Write the data out again in full, with no departure from the original.
───── Items
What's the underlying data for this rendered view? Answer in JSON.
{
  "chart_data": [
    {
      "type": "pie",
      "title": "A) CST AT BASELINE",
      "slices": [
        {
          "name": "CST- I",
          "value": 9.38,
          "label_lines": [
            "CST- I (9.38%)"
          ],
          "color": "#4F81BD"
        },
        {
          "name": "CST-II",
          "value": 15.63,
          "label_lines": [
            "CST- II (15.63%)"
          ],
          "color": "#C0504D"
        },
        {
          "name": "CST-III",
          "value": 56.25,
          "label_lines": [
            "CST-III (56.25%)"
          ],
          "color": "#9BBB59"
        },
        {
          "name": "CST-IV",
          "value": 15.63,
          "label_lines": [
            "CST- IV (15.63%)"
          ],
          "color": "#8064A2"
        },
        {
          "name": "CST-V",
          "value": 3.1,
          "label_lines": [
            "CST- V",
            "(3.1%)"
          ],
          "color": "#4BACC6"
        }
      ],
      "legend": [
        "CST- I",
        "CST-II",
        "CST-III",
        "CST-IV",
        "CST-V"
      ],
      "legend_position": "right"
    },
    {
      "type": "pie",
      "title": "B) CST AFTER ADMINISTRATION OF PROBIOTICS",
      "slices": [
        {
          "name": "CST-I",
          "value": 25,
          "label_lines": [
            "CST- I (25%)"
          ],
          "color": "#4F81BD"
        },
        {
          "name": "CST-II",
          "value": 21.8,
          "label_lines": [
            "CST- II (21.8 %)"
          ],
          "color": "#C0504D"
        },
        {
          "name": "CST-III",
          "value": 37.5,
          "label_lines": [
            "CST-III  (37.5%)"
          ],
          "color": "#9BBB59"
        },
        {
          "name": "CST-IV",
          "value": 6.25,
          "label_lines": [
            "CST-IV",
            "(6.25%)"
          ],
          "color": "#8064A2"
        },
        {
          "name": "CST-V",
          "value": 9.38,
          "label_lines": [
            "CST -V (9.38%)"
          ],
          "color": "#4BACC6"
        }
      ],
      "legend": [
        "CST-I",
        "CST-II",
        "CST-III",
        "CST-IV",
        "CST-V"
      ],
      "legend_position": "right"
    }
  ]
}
──────────
Reply to the task:
What's the underlying data for this rendered view? Answer in JSON.
{
  "chart_data": [
    {
      "type": "pie",
      "title": "A) CST AT BASELINE",
      "slices": [
        {
          "name": "CST- I",
          "value": 9.38,
          "label_lines": [
            "CST- I (9.38%)"
          ],
          "color": "#4F81BD"
        },
        {
          "name": "CST-II",
          "value": 15.63,
          "label_lines": [
            "CST- II (15.63%)"
          ],
          "color": "#C0504D"
        },
        {
          "name": "CST-III",
          "value": 56.25,
          "label_lines": [
            "CST-III (56.25%)"
          ],
          "color": "#9BBB59"
        },
        {
          "name": "CST-IV",
          "value": 15.63,
          "label_lines": [
            "CST- IV (15.63%)"
          ],
          "color": "#8064A2"
        },
        {
          "name": "CST-V",
          "value": 3.1,
          "label_lines": [
            "CST- V",
            "(3.1%)"
          ],
          "color": "#4BACC6"
        }
      ],
      "legend": [
        "CST- I",
        "CST-II",
        "CST-III",
        "CST-IV",
        "CST-V"
      ],
      "legend_position": "right"
    },
    {
      "type": "pie",
      "title": "B) CST AFTER ADMINISTRATION OF PROBIOTICS",
      "slices": [
        {
          "name": "CST-I",
          "value": 25,
          "label_lines": [
            "CST- I (25%)"
          ],
          "color": "#4F81BD"
        },
        {
          "name": "CST-II",
          "value": 21.8,
          "label_lines": [
            "CST- II (21.8 %)"
          ],
          "color": "#C0504D"
        },
        {
          "name": "CST-III",
          "value": 37.5,
          "label_lines": [
            "CST-III  (37.5%)"
          ],
          "color": "#9BBB59"
        },
        {
          "name": "CST-IV",
          "value": 6.25,
          "label_lines": [
            "CST-IV",
            "(6.25%)"
          ],
          "color": "#8064A2"
        },
        {
          "name": "CST-V",
          "value": 9.38,
          "label_lines": [
            "CST -V (9.38%)"
          ],
          "color": "#4BACC6"
        }
      ],
      "legend": [
        "CST-I",
        "CST-II",
        "CST-III",
        "CST-IV",
        "CST-V"
      ],
      "legend_position": "right"
    }
  ]
}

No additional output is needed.